ENTRIES SHOWN =

╔══

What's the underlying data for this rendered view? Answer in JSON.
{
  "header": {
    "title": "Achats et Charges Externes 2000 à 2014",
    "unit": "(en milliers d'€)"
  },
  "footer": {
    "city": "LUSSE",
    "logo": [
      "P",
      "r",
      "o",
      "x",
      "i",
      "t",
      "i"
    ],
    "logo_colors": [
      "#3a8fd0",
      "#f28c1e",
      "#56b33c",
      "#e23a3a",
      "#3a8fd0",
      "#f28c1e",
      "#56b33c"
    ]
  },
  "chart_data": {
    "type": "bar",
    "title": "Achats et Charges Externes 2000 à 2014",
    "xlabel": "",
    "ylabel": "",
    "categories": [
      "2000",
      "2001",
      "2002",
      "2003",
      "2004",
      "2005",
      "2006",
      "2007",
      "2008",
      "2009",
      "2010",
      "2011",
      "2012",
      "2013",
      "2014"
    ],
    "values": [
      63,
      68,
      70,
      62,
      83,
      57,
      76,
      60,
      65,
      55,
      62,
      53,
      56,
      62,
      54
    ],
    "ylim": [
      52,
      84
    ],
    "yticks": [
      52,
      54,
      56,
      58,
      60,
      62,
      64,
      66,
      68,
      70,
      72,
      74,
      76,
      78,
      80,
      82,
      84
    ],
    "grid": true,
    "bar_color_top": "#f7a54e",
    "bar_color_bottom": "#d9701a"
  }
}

╚══

STATED PROBLEM =
The full set of records should be duplicated exactly.

FULL RESPONSE =
What's the underlying data for this rendered view? Answer in JSON.
{
  "header": {
    "title": "Achats et Charges Externes 2000 à 2014",
    "unit": "(en milliers d'€)"
  },
  "footer": {
    "city": "LUSSE",
    "logo": [
      "P",
      "r",
      "o",
      "x",
      "i",
      "t",
      "i"
    ],
    "logo_colors": [
      "#3a8fd0",
      "#f28c1e",
      "#56b33c",
      "#e23a3a",
      "#3a8fd0",
      "#f28c1e",
      "#56b33c"
    ]
  },
  "chart_data": {
    "type": "bar",
    "title": "Achats et Charges Externes 2000 à 2014",
    "xlabel": "",
    "ylabel": "",
    "categories": [
      "2000",
      "2001",
      "2002",
      "2003",
      "2004",
      "2005",
      "2006",
      "2007",
      "2008",
      "2009",
      "2010",
      "2011",
      "2012",
      "2013",
      "2014"
    ],
    "values": [
      63,
      68,
      70,
      62,
      83,
      57,
      76,
      60,
      65,
      55,
      62,
      53,
      56,
      62,
      54
    ],
    "ylim": [
      52,
      84
    ],
    "yticks": [
      52,
      54,
      56,
      58,
      60,
      62,
      64,
      66,
      68,
      70,
      72,
      74,
      76,
      78,
      80,
      82,
      84
    ],
    "grid": true,
    "bar_color_top": "#f7a54e",
    "bar_color_bottom": "#d9701a"
  }
}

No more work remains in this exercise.